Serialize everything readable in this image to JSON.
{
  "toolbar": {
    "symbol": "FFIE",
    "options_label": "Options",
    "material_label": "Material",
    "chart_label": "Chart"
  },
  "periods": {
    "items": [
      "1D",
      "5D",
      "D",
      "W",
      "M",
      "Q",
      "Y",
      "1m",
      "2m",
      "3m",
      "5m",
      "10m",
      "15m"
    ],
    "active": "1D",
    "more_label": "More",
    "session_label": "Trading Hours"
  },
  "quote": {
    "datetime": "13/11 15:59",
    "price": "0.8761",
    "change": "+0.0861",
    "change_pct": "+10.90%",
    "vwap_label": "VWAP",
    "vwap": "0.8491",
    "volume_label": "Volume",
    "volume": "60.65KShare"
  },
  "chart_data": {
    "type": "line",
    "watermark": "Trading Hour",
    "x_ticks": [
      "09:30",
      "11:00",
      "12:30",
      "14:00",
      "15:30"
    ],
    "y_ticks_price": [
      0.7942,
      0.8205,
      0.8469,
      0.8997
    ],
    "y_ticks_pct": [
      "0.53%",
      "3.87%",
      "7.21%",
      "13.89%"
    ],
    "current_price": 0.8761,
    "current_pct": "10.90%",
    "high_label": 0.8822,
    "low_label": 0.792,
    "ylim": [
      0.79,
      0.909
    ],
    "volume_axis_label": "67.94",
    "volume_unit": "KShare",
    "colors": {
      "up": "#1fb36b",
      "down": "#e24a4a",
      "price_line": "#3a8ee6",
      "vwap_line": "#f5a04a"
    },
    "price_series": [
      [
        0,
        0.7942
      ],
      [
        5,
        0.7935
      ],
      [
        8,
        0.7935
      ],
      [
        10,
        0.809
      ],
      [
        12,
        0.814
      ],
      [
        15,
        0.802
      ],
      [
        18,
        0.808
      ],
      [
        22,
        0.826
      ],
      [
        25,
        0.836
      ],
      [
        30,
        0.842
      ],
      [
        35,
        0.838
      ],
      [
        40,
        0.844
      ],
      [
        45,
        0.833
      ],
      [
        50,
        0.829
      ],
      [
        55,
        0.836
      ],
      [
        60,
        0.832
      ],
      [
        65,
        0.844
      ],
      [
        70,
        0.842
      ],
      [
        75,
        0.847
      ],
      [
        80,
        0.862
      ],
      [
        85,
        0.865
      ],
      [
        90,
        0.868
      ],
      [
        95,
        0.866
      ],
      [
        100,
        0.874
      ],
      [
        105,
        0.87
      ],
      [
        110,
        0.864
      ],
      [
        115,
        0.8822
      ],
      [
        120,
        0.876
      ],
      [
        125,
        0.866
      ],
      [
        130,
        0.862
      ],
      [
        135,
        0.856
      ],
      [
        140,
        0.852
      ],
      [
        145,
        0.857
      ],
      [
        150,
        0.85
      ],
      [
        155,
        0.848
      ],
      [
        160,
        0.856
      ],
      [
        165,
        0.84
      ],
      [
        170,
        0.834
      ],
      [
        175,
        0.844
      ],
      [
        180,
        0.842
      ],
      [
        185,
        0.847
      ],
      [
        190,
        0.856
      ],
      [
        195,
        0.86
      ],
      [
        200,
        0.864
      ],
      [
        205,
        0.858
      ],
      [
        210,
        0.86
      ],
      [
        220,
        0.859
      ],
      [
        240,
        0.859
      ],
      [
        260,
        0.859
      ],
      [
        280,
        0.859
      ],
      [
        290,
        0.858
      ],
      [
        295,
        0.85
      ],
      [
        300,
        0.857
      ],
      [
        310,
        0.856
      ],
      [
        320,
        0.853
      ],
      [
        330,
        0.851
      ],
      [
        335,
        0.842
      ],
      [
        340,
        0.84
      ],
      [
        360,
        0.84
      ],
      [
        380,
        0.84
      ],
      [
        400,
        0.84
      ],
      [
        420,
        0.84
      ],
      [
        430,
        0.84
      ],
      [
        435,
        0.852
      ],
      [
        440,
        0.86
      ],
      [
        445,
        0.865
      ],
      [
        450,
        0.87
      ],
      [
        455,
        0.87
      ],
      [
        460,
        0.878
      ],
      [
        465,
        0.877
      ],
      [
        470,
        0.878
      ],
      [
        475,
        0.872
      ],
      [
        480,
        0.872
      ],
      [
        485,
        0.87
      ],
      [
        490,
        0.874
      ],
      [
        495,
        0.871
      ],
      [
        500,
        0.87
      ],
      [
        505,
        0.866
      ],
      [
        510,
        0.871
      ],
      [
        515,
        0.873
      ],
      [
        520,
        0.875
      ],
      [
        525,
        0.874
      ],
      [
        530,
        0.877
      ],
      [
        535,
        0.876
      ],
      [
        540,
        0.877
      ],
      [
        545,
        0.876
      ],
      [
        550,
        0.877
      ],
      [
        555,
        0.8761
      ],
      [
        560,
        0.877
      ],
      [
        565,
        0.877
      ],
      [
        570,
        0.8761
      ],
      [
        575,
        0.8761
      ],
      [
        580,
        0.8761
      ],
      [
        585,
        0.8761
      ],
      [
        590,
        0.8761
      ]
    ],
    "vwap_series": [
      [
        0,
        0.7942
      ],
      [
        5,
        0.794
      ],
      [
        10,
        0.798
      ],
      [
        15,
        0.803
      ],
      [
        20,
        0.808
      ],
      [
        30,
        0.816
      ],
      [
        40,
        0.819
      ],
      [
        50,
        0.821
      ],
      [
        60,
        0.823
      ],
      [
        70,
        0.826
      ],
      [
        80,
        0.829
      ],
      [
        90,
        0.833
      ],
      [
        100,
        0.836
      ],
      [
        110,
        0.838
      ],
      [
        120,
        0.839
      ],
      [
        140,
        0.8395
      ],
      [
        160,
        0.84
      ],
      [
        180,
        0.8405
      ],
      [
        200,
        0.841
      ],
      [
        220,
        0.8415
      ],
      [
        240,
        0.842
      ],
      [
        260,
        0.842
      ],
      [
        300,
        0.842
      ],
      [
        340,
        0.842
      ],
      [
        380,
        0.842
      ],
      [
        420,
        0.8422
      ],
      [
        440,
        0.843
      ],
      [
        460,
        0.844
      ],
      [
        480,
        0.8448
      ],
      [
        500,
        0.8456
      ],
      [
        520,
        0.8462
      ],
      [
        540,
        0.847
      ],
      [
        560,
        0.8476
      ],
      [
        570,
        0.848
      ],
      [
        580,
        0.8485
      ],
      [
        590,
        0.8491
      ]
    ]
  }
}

_Written exercise_: Find all lines holding the string "Trading" and copy them.

_Exercise output_:
    "session_label": "Trading Hours"
    "watermark": "Trading Hour",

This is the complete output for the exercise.